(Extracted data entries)
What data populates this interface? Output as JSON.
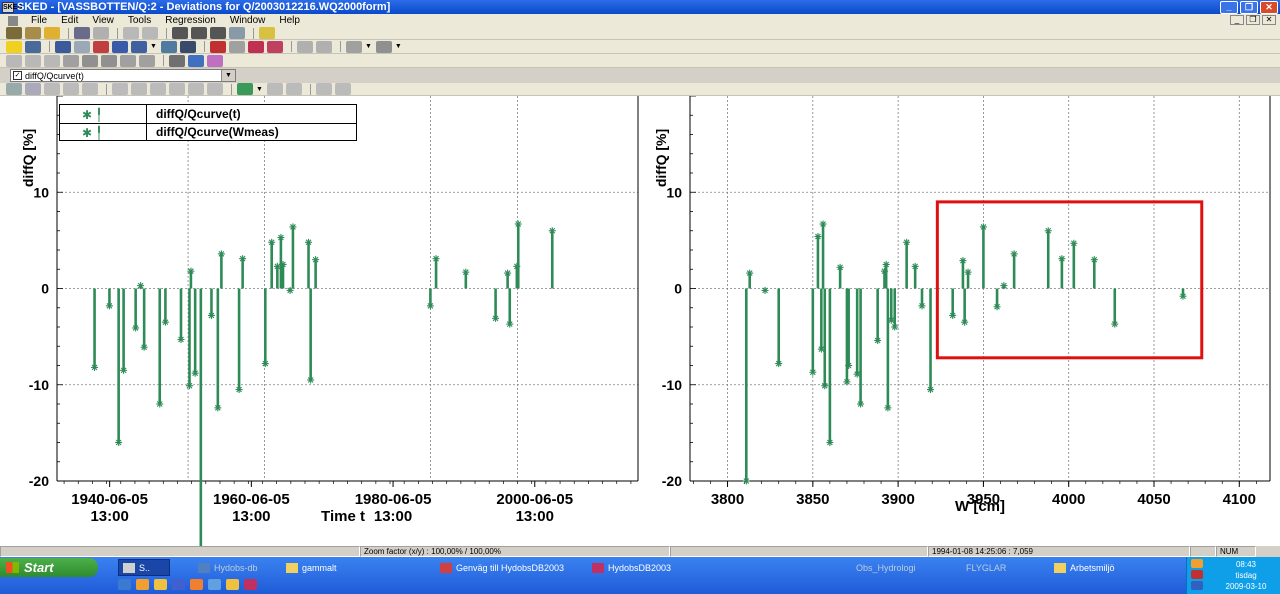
{
  "window": {
    "title": "SKED - [VASSBOTTEN/Q:2 - Deviations for Q/2003012216.WQ2000form]",
    "app_icon_label": "SKED"
  },
  "menu": [
    "File",
    "Edit",
    "View",
    "Tools",
    "Regression",
    "Window",
    "Help"
  ],
  "series_selector": {
    "value": "diffQ/Qcurve(t)"
  },
  "legend": [
    "diffQ/Qcurve(t)",
    "diffQ/Qcurve(Wmeas)"
  ],
  "colors": {
    "series": "#2e8b57",
    "highlight": "#e01010",
    "grid": "#7f7f7f"
  },
  "chart_data": [
    {
      "type": "bar",
      "ylabel": "diffQ [%]",
      "xlabel": "Time t",
      "ylim": [
        -20,
        20
      ],
      "yticks": [
        10,
        0,
        -10,
        -20
      ],
      "xticks": [
        {
          "line1": "1940-06-05",
          "line2": "13:00"
        },
        {
          "line1": "1960-06-05",
          "line2": "13:00"
        },
        {
          "line1": "1980-06-05",
          "line2": "13:00"
        },
        {
          "line1": "2000-06-05",
          "line2": "13:00"
        }
      ],
      "grid": true,
      "legend_position": "top-left",
      "x_range_years": [
        1933,
        2015
      ],
      "points": [
        {
          "x": 1938.3,
          "y": -8.2
        },
        {
          "x": 1940.4,
          "y": -1.8
        },
        {
          "x": 1941.7,
          "y": -16
        },
        {
          "x": 1942.4,
          "y": -8.5
        },
        {
          "x": 1944.1,
          "y": -4.1
        },
        {
          "x": 1944.8,
          "y": 0.3
        },
        {
          "x": 1945.3,
          "y": -6.1
        },
        {
          "x": 1947.5,
          "y": -12
        },
        {
          "x": 1948.3,
          "y": -3.5
        },
        {
          "x": 1950.5,
          "y": -5.3
        },
        {
          "x": 1951.7,
          "y": -10.1
        },
        {
          "x": 1951.9,
          "y": 1.8
        },
        {
          "x": 1952.5,
          "y": -8.8
        },
        {
          "x": 1953.3,
          "y": -28
        },
        {
          "x": 1954.8,
          "y": -2.8
        },
        {
          "x": 1955.7,
          "y": -12.4
        },
        {
          "x": 1956.2,
          "y": 3.6
        },
        {
          "x": 1958.7,
          "y": -10.5
        },
        {
          "x": 1959.2,
          "y": 3.1
        },
        {
          "x": 1962.4,
          "y": -7.8
        },
        {
          "x": 1963.3,
          "y": 4.8
        },
        {
          "x": 1964.1,
          "y": 2.3
        },
        {
          "x": 1964.6,
          "y": 5.3
        },
        {
          "x": 1964.9,
          "y": 2.5
        },
        {
          "x": 1965.9,
          "y": -0.2
        },
        {
          "x": 1966.3,
          "y": 6.4
        },
        {
          "x": 1968.5,
          "y": 4.8
        },
        {
          "x": 1968.8,
          "y": -9.5
        },
        {
          "x": 1969.5,
          "y": 3.0
        },
        {
          "x": 1985.7,
          "y": -1.8
        },
        {
          "x": 1986.5,
          "y": 3.1
        },
        {
          "x": 1990.7,
          "y": 1.7
        },
        {
          "x": 1994.9,
          "y": -3.1
        },
        {
          "x": 1996.6,
          "y": 1.6
        },
        {
          "x": 1996.9,
          "y": -3.7
        },
        {
          "x": 1997.9,
          "y": 2.3
        },
        {
          "x": 1998.1,
          "y": 6.7
        },
        {
          "x": 2002.9,
          "y": 6.0
        }
      ]
    },
    {
      "type": "bar",
      "ylabel": "diffQ [%]",
      "xlabel": "W [cm]",
      "ylim": [
        -20,
        20
      ],
      "yticks": [
        10,
        0,
        -10,
        -20
      ],
      "xticks": [
        3800,
        3850,
        3900,
        3950,
        4000,
        4050,
        4100
      ],
      "xlim": [
        3778,
        4118
      ],
      "grid": true,
      "points": [
        {
          "x": 3811,
          "y": -20
        },
        {
          "x": 3813,
          "y": 1.6
        },
        {
          "x": 3822,
          "y": -0.2
        },
        {
          "x": 3830,
          "y": -7.8
        },
        {
          "x": 3850,
          "y": -8.7
        },
        {
          "x": 3853,
          "y": 5.4
        },
        {
          "x": 3855,
          "y": -6.3
        },
        {
          "x": 3856,
          "y": 6.7
        },
        {
          "x": 3857,
          "y": -10.1
        },
        {
          "x": 3860,
          "y": -16
        },
        {
          "x": 3866,
          "y": 2.2
        },
        {
          "x": 3870,
          "y": -9.7
        },
        {
          "x": 3871,
          "y": -8.0
        },
        {
          "x": 3876,
          "y": -8.9
        },
        {
          "x": 3878,
          "y": -12
        },
        {
          "x": 3888,
          "y": -5.4
        },
        {
          "x": 3892,
          "y": 1.8
        },
        {
          "x": 3893,
          "y": 2.5
        },
        {
          "x": 3894,
          "y": -12.4
        },
        {
          "x": 3896,
          "y": -3.3
        },
        {
          "x": 3898,
          "y": -4.0
        },
        {
          "x": 3905,
          "y": 4.8
        },
        {
          "x": 3910,
          "y": 2.3
        },
        {
          "x": 3914,
          "y": -1.8
        },
        {
          "x": 3919,
          "y": -10.5
        },
        {
          "x": 3932,
          "y": -2.8
        },
        {
          "x": 3938,
          "y": 2.9
        },
        {
          "x": 3939,
          "y": -3.5
        },
        {
          "x": 3941,
          "y": 1.7
        },
        {
          "x": 3950,
          "y": 6.4
        },
        {
          "x": 3958,
          "y": -1.9
        },
        {
          "x": 3962,
          "y": 0.3
        },
        {
          "x": 3968,
          "y": 3.6
        },
        {
          "x": 3988,
          "y": 6.0
        },
        {
          "x": 3996,
          "y": 3.1
        },
        {
          "x": 4003,
          "y": 4.7
        },
        {
          "x": 4015,
          "y": 3.0
        },
        {
          "x": 4027,
          "y": -3.7
        },
        {
          "x": 4067,
          "y": -0.8
        }
      ],
      "highlight_box": {
        "x": [
          3923,
          4078
        ],
        "y": [
          -7.2,
          9.0
        ]
      }
    }
  ],
  "status": {
    "zoom": "Zoom factor (x/y) :   100,00% / 100,00%",
    "cursor": "1994-01-08 14:25:06 : 7,059",
    "num": "NUM"
  },
  "taskbar": {
    "start": "Start",
    "tasks": [
      "S..",
      "Hydobs-db",
      "gammalt",
      "Genväg till HydobsDB2003",
      "HydobsDB2003",
      "Obs_Hydrologi",
      "FLYGLAR",
      "Arbetsmiljö"
    ],
    "time": "08:43",
    "day": "tisdag",
    "date": "2009-03-10"
  }
}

REQUIRED WORK.
Transcribe all of the entries word for word, but skip any pictures they contain.

FINAL RESULT.
What data populates this interface? Output as JSON.
{
  "window": {
    "title": "SKED - [VASSBOTTEN/Q:2 - Deviations for Q/2003012216.WQ2000form]",
    "app_icon_label": "SKED"
  },
  "menu": [
    "File",
    "Edit",
    "View",
    "Tools",
    "Regression",
    "Window",
    "Help"
  ],
  "series_selector": {
    "value": "diffQ/Qcurve(t)"
  },
  "legend": [
    "diffQ/Qcurve(t)",
    "diffQ/Qcurve(Wmeas)"
  ],
  "colors": {
    "series": "#2e8b57",
    "highlight": "#e01010",
    "grid": "#7f7f7f"
  },
  "chart_data": [
    {
      "type": "bar",
      "ylabel": "diffQ [%]",
      "xlabel": "Time t",
      "ylim": [
        -20,
        20
      ],
      "yticks": [
        10,
        0,
        -10,
        -20
      ],
      "xticks": [
        {
          "line1": "1940-06-05",
          "line2": "13:00"
        },
        {
          "line1": "1960-06-05",
          "line2": "13:00"
        },
        {
          "line1": "1980-06-05",
          "line2": "13:00"
        },
        {
          "line1": "2000-06-05",
          "line2": "13:00"
        }
      ],
      "grid": true,
      "legend_position": "top-left",
      "x_range_years": [
        1933,
        2015
      ],
      "points": [
        {
          "x": 1938.3,
          "y": -8.2
        },
        {
          "x": 1940.4,
          "y": -1.8
        },
        {
          "x": 1941.7,
          "y": -16
        },
        {
          "x": 1942.4,
          "y": -8.5
        },
        {
          "x": 1944.1,
          "y": -4.1
        },
        {
          "x": 1944.8,
          "y": 0.3
        },
        {
          "x": 1945.3,
          "y": -6.1
        },
        {
          "x": 1947.5,
          "y": -12
        },
        {
          "x": 1948.3,
          "y": -3.5
        },
        {
          "x": 1950.5,
          "y": -5.3
        },
        {
          "x": 1951.7,
          "y": -10.1
        },
        {
          "x": 1951.9,
          "y": 1.8
        },
        {
          "x": 1952.5,
          "y": -8.8
        },
        {
          "x": 1953.3,
          "y": -28
        },
        {
          "x": 1954.8,
          "y": -2.8
        },
        {
          "x": 1955.7,
          "y": -12.4
        },
        {
          "x": 1956.2,
          "y": 3.6
        },
        {
          "x": 1958.7,
          "y": -10.5
        },
        {
          "x": 1959.2,
          "y": 3.1
        },
        {
          "x": 1962.4,
          "y": -7.8
        },
        {
          "x": 1963.3,
          "y": 4.8
        },
        {
          "x": 1964.1,
          "y": 2.3
        },
        {
          "x": 1964.6,
          "y": 5.3
        },
        {
          "x": 1964.9,
          "y": 2.5
        },
        {
          "x": 1965.9,
          "y": -0.2
        },
        {
          "x": 1966.3,
          "y": 6.4
        },
        {
          "x": 1968.5,
          "y": 4.8
        },
        {
          "x": 1968.8,
          "y": -9.5
        },
        {
          "x": 1969.5,
          "y": 3.0
        },
        {
          "x": 1985.7,
          "y": -1.8
        },
        {
          "x": 1986.5,
          "y": 3.1
        },
        {
          "x": 1990.7,
          "y": 1.7
        },
        {
          "x": 1994.9,
          "y": -3.1
        },
        {
          "x": 1996.6,
          "y": 1.6
        },
        {
          "x": 1996.9,
          "y": -3.7
        },
        {
          "x": 1997.9,
          "y": 2.3
        },
        {
          "x": 1998.1,
          "y": 6.7
        },
        {
          "x": 2002.9,
          "y": 6.0
        }
      ]
    },
    {
      "type": "bar",
      "ylabel": "diffQ [%]",
      "xlabel": "W [cm]",
      "ylim": [
        -20,
        20
      ],
      "yticks": [
        10,
        0,
        -10,
        -20
      ],
      "xticks": [
        3800,
        3850,
        3900,
        3950,
        4000,
        4050,
        4100
      ],
      "xlim": [
        3778,
        4118
      ],
      "grid": true,
      "points": [
        {
          "x": 3811,
          "y": -20
        },
        {
          "x": 3813,
          "y": 1.6
        },
        {
          "x": 3822,
          "y": -0.2
        },
        {
          "x": 3830,
          "y": -7.8
        },
        {
          "x": 3850,
          "y": -8.7
        },
        {
          "x": 3853,
          "y": 5.4
        },
        {
          "x": 3855,
          "y": -6.3
        },
        {
          "x": 3856,
          "y": 6.7
        },
        {
          "x": 3857,
          "y": -10.1
        },
        {
          "x": 3860,
          "y": -16
        },
        {
          "x": 3866,
          "y": 2.2
        },
        {
          "x": 3870,
          "y": -9.7
        },
        {
          "x": 3871,
          "y": -8.0
        },
        {
          "x": 3876,
          "y": -8.9
        },
        {
          "x": 3878,
          "y": -12
        },
        {
          "x": 3888,
          "y": -5.4
        },
        {
          "x": 3892,
          "y": 1.8
        },
        {
          "x": 3893,
          "y": 2.5
        },
        {
          "x": 3894,
          "y": -12.4
        },
        {
          "x": 3896,
          "y": -3.3
        },
        {
          "x": 3898,
          "y": -4.0
        },
        {
          "x": 3905,
          "y": 4.8
        },
        {
          "x": 3910,
          "y": 2.3
        },
        {
          "x": 3914,
          "y": -1.8
        },
        {
          "x": 3919,
          "y": -10.5
        },
        {
          "x": 3932,
          "y": -2.8
        },
        {
          "x": 3938,
          "y": 2.9
        },
        {
          "x": 3939,
          "y": -3.5
        },
        {
          "x": 3941,
          "y": 1.7
        },
        {
          "x": 3950,
          "y": 6.4
        },
        {
          "x": 3958,
          "y": -1.9
        },
        {
          "x": 3962,
          "y": 0.3
        },
        {
          "x": 3968,
          "y": 3.6
        },
        {
          "x": 3988,
          "y": 6.0
        },
        {
          "x": 3996,
          "y": 3.1
        },
        {
          "x": 4003,
          "y": 4.7
        },
        {
          "x": 4015,
          "y": 3.0
        },
        {
          "x": 4027,
          "y": -3.7
        },
        {
          "x": 4067,
          "y": -0.8
        }
      ],
      "highlight_box": {
        "x": [
          3923,
          4078
        ],
        "y": [
          -7.2,
          9.0
        ]
      }
    }
  ],
  "status": {
    "zoom": "Zoom factor (x/y) :   100,00% / 100,00%",
    "cursor": "1994-01-08 14:25:06 : 7,059",
    "num": "NUM"
  },
  "taskbar": {
    "start": "Start",
    "tasks": [
      "S..",
      "Hydobs-db",
      "gammalt",
      "Genväg till HydobsDB2003",
      "HydobsDB2003",
      "Obs_Hydrologi",
      "FLYGLAR",
      "Arbetsmiljö"
    ],
    "time": "08:43",
    "day": "tisdag",
    "date": "2009-03-10"
  }
}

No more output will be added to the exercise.